* _Task_
Pull every "mRNA" line out of the data below.

[Records from a data source]
*** Begin section ***

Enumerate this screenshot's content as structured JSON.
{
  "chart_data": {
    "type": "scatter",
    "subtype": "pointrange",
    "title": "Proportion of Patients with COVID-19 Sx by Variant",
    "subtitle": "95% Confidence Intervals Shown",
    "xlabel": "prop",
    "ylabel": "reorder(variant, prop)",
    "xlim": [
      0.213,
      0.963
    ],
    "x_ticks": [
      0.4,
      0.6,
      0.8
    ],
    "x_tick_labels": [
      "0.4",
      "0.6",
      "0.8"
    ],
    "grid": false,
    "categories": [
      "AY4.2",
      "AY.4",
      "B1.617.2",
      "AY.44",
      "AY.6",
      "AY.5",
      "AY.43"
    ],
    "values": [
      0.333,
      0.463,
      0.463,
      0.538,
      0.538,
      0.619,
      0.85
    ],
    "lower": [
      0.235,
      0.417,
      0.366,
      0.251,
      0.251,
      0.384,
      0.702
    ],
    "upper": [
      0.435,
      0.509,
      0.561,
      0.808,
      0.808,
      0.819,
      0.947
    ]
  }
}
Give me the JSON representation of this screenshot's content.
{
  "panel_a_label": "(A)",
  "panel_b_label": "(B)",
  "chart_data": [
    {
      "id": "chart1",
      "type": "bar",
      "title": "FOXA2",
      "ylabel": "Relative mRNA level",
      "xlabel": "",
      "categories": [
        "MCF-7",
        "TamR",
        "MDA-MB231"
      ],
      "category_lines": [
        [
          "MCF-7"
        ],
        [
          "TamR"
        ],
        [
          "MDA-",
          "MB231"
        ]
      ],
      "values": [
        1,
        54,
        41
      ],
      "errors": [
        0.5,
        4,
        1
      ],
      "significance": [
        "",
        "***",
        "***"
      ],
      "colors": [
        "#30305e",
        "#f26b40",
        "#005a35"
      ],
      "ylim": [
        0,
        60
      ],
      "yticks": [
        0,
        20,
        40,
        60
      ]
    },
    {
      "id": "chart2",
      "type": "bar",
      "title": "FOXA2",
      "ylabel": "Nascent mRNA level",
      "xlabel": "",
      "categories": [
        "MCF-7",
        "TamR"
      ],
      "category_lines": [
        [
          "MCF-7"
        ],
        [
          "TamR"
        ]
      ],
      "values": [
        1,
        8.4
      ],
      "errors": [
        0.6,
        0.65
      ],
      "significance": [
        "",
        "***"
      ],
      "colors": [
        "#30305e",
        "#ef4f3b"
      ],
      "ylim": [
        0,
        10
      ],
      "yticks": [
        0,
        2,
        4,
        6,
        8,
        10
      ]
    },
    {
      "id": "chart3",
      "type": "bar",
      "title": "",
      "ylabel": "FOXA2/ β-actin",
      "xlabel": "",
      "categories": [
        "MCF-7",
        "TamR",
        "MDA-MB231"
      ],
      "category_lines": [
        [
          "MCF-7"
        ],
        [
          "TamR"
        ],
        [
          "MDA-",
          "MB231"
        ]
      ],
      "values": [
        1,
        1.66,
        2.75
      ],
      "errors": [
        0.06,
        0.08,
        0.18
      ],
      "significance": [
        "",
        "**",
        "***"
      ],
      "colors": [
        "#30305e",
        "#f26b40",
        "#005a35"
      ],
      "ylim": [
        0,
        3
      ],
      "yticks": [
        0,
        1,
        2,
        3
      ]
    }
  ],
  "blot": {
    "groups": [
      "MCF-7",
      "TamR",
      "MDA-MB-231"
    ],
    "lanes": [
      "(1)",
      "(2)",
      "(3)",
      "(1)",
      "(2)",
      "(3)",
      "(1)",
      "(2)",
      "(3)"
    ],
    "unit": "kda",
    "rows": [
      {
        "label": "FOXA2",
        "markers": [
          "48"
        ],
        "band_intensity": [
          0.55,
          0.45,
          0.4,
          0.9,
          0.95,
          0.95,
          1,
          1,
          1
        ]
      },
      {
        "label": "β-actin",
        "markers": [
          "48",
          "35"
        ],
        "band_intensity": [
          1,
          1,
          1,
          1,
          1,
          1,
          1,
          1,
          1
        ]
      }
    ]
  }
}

*** End section ***

* _Reply to the task_
      "ylabel": "Relative mRNA level",
      "ylabel": "Nascent mRNA level",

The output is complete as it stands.